◆ Requirement:
Beneath this sentence is a set of records; write each of them out exactly.

◆ Data supplied:
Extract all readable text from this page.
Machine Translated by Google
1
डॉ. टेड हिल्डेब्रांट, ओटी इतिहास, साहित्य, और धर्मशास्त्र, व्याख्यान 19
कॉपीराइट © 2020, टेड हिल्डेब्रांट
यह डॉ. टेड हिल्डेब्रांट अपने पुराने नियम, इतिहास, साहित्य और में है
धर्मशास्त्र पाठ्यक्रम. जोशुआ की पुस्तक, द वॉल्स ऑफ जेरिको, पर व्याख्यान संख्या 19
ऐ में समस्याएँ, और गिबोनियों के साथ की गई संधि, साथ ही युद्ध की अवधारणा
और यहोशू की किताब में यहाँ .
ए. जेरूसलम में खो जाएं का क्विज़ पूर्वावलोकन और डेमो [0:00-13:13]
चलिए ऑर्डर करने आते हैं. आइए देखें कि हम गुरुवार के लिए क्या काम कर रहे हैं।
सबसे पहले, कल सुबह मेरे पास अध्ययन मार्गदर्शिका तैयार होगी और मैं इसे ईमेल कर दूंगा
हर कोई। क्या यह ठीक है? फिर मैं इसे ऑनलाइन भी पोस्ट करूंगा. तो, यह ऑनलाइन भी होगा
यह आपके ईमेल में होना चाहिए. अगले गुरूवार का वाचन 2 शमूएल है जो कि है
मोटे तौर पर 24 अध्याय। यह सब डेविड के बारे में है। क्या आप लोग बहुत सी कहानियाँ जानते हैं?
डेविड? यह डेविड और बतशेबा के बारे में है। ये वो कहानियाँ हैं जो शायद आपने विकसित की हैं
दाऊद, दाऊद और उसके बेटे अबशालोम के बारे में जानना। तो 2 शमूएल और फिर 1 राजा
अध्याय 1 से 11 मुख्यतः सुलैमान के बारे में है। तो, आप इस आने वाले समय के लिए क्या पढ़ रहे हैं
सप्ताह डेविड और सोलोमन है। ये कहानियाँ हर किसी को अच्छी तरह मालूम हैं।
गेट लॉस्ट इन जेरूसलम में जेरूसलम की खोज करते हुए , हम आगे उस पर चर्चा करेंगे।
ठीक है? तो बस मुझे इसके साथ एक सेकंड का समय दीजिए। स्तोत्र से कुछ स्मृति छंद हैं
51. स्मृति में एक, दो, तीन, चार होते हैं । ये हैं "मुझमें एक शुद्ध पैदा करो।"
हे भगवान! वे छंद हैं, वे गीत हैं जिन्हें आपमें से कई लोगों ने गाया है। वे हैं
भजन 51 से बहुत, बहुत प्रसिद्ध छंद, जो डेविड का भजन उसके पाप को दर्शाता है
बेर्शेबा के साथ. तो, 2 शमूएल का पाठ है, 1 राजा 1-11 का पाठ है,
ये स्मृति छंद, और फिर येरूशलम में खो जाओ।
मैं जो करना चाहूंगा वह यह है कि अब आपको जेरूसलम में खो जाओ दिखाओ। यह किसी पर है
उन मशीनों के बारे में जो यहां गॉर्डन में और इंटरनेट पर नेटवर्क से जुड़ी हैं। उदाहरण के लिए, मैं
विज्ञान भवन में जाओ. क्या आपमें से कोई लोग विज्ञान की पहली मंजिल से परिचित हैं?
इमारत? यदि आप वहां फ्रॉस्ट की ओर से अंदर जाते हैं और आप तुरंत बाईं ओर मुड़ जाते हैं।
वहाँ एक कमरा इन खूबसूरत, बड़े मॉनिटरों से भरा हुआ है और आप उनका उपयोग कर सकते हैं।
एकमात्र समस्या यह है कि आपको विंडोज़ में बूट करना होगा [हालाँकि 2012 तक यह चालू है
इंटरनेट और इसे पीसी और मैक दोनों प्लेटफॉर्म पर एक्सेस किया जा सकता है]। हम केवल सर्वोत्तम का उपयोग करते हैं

◆ Written solution:
Extract all readable text from this page.
Machine Translated by Google
1
डॉ. टेड हिल्डेब्रांट, ओटी इतिहास, साहित्य, और धर्मशास्त्र, व्याख्यान 19
कॉपीराइट © 2020, टेड हिल्डेब्रांट
यह डॉ. टेड हिल्डेब्रांट अपने पुराने नियम, इतिहास, साहित्य और में है
धर्मशास्त्र पाठ्यक्रम. जोशुआ की पुस्तक, द वॉल्स ऑफ जेरिको, पर व्याख्यान संख्या 19
ऐ में समस्याएँ, और गिबोनियों के साथ की गई संधि, साथ ही युद्ध की अवधारणा
और यहोशू की किताब में यहाँ .
ए. जेरूसलम में खो जाएं का क्विज़ पूर्वावलोकन और डेमो [0:00-13:13]
चलिए ऑर्डर करने आते हैं. आइए देखें कि हम गुरुवार के लिए क्या काम कर रहे हैं।
सबसे पहले, कल सुबह मेरे पास अध्ययन मार्गदर्शिका तैयार होगी और मैं इसे ईमेल कर दूंगा
हर कोई। क्या यह ठीक है? फिर मैं इसे ऑनलाइन भी पोस्ट करूंगा. तो, यह ऑनलाइन भी होगा
यह आपके ईमेल में होना चाहिए. अगले गुरूवार का वाचन 2 शमूएल है जो कि है
मोटे तौर पर 24 अध्याय। यह सब डेविड के बारे में है। क्या आप लोग बहुत सी कहानियाँ जानते हैं?
डेविड? यह डेविड और बतशेबा के बारे में है। ये वो कहानियाँ हैं जो शायद आपने विकसित की हैं
दाऊद, दाऊद और उसके बेटे अबशालोम के बारे में जानना। तो 2 शमूएल और फिर 1 राजा
अध्याय 1 से 11 मुख्यतः सुलैमान के बारे में है। तो, आप इस आने वाले समय के लिए क्या पढ़ रहे हैं
सप्ताह डेविड और सोलोमन है। ये कहानियाँ हर किसी को अच्छी तरह मालूम हैं।
गेट लॉस्ट इन जेरूसलम में जेरूसलम की खोज करते हुए , हम आगे उस पर चर्चा करेंगे।
ठीक है? तो बस मुझे इसके साथ एक सेकंड का समय दीजिए। स्तोत्र से कुछ स्मृति छंद हैं
51. स्मृति में एक, दो, तीन, चार होते हैं । ये हैं "मुझमें एक शुद्ध पैदा करो।"
हे भगवान! वे छंद हैं, वे गीत हैं जिन्हें आपमें से कई लोगों ने गाया है। वे हैं
भजन 51 से बहुत, बहुत प्रसिद्ध छंद, जो डेविड का भजन उसके पाप को दर्शाता है
बेर्शेबा के साथ. तो, 2 शमूएल का पाठ है, 1 राजा 1-11 का पाठ है,
ये स्मृति छंद, और फिर येरूशलम में खो जाओ।
मैं जो करना चाहूंगा वह यह है कि अब आपको जेरूसलम में खो जाओ दिखाओ। यह किसी पर है
उन मशीनों के बारे में जो यहां गॉर्डन में और इंटरनेट पर नेटवर्क से जुड़ी हैं। उदाहरण के लिए, मैं
विज्ञान भवन में जाओ. क्या आपमें से कोई लोग विज्ञान की पहली मंजिल से परिचित हैं?
इमारत? यदि आप वहां फ्रॉस्ट की ओर से अंदर जाते हैं और आप तुरंत बाईं ओर मुड़ जाते हैं।
वहाँ एक कमरा इन खूबसूरत, बड़े मॉनिटरों से भरा हुआ है और आप उनका उपयोग कर सकते हैं।
एकमात्र समस्या यह है कि आपको विंडोज़ में बूट करना होगा [हालाँकि 2012 तक यह चालू है
इंटरनेट और इसे पीसी और मैक दोनों प्लेटफॉर्म पर एक्सेस किया जा सकता है]। हम केवल सर्वोत्तम का उपयोग करते हैं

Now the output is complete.